■ **GOAL OF THE EXERCISE**
Scan the data below for the string "Contact". Show every line where it turns up.

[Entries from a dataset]
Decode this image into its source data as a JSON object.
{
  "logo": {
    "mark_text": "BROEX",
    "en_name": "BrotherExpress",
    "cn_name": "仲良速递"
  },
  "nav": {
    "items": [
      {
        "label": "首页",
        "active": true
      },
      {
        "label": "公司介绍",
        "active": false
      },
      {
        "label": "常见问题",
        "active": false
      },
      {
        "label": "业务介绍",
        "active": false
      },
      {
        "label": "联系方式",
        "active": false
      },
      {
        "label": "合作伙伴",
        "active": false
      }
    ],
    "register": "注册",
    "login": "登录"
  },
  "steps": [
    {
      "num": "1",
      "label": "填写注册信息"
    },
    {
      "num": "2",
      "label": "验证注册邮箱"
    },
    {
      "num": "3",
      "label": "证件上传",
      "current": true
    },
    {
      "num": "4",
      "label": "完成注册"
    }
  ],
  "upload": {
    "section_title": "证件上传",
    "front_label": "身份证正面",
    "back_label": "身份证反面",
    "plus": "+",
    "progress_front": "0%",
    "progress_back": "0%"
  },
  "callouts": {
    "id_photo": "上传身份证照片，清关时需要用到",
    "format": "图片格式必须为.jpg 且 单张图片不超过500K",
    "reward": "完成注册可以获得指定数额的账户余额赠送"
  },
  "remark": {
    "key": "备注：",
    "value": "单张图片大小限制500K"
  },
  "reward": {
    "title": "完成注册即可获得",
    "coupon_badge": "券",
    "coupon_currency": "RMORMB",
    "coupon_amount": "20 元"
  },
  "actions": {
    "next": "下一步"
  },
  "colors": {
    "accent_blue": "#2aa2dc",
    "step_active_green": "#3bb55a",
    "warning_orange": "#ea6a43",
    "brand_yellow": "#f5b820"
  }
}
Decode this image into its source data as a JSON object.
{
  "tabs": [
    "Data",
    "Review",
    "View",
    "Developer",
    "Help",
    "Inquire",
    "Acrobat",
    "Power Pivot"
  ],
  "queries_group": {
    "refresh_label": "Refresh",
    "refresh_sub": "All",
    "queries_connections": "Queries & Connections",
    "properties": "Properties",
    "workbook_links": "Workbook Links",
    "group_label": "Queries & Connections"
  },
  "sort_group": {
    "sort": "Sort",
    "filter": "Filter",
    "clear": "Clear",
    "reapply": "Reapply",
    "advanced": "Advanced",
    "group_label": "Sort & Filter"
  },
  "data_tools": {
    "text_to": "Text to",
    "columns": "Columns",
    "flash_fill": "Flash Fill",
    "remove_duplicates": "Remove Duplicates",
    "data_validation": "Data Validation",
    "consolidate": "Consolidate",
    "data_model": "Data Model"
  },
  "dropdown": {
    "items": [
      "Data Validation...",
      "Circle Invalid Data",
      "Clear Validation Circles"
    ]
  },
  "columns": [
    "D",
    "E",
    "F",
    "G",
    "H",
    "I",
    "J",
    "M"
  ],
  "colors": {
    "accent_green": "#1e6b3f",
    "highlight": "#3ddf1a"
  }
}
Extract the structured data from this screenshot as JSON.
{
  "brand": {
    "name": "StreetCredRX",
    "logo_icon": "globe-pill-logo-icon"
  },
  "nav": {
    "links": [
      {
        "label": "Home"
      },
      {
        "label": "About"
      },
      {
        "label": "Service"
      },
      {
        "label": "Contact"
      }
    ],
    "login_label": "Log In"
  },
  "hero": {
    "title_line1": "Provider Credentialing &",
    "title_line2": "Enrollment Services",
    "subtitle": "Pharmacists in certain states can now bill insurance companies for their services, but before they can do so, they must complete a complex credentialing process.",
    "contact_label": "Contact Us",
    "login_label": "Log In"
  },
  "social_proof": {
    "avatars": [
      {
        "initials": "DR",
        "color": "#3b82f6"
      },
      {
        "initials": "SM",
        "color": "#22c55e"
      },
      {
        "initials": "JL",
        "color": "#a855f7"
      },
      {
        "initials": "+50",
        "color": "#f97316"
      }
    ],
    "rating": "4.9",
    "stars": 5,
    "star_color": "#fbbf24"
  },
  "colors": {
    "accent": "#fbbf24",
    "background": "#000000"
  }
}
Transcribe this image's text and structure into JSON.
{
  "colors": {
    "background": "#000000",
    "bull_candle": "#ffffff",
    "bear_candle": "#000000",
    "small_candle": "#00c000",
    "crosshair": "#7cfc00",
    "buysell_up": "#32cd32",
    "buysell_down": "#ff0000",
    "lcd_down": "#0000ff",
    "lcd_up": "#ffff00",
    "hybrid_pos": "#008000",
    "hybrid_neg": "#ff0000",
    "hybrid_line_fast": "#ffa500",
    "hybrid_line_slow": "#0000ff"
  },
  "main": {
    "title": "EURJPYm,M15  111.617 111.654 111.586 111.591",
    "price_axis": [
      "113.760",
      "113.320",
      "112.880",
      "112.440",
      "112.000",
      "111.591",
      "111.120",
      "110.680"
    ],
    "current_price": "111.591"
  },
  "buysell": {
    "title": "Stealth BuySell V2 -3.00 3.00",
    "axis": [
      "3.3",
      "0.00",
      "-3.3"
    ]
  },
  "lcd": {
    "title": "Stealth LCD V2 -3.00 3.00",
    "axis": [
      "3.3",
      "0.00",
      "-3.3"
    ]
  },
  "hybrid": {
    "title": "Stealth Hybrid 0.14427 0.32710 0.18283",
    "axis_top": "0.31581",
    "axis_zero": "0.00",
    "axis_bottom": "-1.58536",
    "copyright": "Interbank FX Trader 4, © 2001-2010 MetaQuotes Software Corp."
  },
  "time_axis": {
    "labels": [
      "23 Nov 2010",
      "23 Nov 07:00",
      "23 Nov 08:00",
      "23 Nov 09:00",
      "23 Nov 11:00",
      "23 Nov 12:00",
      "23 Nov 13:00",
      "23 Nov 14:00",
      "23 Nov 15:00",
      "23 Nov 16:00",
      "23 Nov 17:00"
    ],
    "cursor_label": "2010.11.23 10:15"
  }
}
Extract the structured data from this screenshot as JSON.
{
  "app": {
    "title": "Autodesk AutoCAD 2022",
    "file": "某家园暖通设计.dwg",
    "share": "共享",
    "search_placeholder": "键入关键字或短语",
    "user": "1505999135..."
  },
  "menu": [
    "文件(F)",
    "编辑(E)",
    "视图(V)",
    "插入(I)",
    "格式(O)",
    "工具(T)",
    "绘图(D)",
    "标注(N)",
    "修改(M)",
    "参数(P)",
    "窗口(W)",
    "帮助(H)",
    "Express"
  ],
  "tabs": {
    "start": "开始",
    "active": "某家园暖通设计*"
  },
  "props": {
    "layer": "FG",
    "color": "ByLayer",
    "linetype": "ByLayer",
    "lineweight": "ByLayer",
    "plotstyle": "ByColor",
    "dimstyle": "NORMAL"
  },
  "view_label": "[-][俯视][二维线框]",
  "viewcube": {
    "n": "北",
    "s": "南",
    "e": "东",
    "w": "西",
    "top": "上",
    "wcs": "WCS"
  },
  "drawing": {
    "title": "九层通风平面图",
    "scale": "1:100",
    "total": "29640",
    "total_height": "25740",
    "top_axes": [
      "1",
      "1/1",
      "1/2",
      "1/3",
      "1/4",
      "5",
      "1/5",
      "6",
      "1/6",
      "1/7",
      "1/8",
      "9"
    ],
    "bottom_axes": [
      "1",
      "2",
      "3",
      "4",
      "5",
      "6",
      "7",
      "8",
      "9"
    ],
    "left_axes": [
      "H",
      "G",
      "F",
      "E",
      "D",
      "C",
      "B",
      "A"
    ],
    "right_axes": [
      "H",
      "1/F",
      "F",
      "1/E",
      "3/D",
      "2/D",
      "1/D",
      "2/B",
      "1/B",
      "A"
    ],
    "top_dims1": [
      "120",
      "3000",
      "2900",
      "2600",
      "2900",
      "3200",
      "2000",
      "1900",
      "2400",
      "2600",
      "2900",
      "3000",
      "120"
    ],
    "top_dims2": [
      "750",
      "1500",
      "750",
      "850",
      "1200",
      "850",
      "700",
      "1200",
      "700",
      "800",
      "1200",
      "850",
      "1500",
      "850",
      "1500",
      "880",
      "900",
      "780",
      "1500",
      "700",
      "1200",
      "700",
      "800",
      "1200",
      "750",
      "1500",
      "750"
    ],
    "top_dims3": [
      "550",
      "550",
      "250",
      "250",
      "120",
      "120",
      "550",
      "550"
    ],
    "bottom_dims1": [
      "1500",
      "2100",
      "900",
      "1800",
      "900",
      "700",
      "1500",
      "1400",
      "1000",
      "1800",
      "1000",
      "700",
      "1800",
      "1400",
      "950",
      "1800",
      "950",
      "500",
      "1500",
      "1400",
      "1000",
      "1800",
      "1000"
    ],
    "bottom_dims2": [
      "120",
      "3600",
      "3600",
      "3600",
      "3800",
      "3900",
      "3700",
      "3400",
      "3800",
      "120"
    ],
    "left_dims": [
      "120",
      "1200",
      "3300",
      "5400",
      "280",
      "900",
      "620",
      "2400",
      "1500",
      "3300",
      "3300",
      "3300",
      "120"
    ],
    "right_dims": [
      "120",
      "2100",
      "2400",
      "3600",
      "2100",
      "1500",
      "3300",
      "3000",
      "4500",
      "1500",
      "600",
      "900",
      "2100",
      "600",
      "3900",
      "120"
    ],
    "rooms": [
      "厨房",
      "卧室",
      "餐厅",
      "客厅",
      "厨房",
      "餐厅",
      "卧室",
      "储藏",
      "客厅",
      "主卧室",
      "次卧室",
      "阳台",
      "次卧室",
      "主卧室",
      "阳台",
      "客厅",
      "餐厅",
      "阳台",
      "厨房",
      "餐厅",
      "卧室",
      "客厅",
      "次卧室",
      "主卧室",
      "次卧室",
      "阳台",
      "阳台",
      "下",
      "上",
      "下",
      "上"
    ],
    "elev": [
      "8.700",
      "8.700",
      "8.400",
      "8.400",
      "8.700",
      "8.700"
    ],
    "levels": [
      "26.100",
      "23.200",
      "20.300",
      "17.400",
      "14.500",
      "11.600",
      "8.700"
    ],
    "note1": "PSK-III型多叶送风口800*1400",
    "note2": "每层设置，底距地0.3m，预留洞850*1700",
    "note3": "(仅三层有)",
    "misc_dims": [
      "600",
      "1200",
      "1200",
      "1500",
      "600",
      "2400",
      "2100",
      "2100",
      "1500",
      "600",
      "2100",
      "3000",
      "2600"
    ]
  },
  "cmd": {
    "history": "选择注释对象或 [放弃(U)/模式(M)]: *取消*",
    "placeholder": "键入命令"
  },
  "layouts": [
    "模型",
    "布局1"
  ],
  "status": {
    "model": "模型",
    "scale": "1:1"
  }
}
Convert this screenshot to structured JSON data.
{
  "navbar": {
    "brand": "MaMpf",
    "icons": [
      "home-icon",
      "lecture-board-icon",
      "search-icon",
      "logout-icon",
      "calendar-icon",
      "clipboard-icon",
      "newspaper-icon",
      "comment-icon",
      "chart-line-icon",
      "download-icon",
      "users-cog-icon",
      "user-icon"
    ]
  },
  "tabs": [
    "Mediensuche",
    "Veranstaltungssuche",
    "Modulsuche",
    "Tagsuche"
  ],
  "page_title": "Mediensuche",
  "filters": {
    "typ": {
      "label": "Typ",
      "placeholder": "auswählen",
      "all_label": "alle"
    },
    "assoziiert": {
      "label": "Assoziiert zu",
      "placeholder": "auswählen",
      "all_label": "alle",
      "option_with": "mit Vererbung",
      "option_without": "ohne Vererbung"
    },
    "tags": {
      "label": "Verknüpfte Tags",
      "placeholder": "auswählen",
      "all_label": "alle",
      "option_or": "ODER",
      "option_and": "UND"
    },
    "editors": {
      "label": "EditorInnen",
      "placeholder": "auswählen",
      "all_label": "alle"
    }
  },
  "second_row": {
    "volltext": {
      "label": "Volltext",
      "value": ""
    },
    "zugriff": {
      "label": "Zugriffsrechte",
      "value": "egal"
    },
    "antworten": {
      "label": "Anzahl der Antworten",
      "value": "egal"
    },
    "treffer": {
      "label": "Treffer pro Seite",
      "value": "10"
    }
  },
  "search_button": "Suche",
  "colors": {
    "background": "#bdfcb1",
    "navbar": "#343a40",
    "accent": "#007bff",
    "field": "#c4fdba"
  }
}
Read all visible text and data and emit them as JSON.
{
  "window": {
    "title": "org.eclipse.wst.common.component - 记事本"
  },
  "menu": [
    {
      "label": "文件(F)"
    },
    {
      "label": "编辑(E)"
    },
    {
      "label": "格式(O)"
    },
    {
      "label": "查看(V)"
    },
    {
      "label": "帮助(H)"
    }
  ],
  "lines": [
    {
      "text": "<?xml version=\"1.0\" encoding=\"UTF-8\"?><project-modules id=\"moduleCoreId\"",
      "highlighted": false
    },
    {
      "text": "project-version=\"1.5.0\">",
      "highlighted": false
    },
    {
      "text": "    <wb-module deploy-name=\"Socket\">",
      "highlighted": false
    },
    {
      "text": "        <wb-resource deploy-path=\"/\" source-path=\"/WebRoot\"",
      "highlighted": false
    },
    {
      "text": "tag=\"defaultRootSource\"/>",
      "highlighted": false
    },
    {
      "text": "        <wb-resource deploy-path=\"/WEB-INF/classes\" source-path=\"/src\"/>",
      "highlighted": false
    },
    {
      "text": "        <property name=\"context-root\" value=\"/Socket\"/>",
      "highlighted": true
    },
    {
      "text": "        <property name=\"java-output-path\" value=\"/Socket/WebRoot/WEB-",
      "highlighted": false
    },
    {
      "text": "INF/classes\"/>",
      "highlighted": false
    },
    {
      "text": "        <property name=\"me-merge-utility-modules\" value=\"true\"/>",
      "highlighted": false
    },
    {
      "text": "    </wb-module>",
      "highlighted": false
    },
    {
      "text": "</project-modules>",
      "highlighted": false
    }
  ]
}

■ **RIGHT ANSWER**
        "label": "Contact"
    "contact_label": "Contact Us",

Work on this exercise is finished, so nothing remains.